• Aim:
Provide an exact transcription of all the records.

"""

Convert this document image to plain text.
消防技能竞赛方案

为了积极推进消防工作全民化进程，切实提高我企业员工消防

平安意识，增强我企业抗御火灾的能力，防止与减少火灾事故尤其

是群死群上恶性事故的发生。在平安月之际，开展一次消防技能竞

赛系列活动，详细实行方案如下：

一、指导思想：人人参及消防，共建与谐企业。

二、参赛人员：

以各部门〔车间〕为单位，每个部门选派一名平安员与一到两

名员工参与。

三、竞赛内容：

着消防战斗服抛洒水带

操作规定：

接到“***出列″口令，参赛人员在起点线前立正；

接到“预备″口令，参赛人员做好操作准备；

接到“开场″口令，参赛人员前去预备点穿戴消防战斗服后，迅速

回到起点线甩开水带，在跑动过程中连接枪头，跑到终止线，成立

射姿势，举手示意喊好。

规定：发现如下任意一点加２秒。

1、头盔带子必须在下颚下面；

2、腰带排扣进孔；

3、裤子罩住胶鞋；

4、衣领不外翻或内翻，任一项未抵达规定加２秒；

"""

• The output:
Convert this document image to plain text.
消防技能竞赛方案

为了积极推进消防工作全民化进程，切实提高我企业员工消防

平安意识，增强我企业抗御火灾的能力，防止与减少火灾事故尤其

是群死群上恶性事故的发生。在平安月之际，开展一次消防技能竞

赛系列活动，详细实行方案如下：

一、指导思想：人人参及消防，共建与谐企业。

二、参赛人员：

以各部门〔车间〕为单位，每个部门选派一名平安员与一到两

名员工参与。

三、竞赛内容：

着消防战斗服抛洒水带

操作规定：

接到“***出列″口令，参赛人员在起点线前立正；

接到“预备″口令，参赛人员做好操作准备；

接到“开场″口令，参赛人员前去预备点穿戴消防战斗服后，迅速

回到起点线甩开水带，在跑动过程中连接枪头，跑到终止线，成立

射姿势，举手示意喊好。

规定：发现如下任意一点加２秒。

1、头盔带子必须在下颚下面；

2、腰带排扣进孔；

3、裤子罩住胶鞋；

4、衣领不外翻或内翻，任一项未抵达规定加２秒；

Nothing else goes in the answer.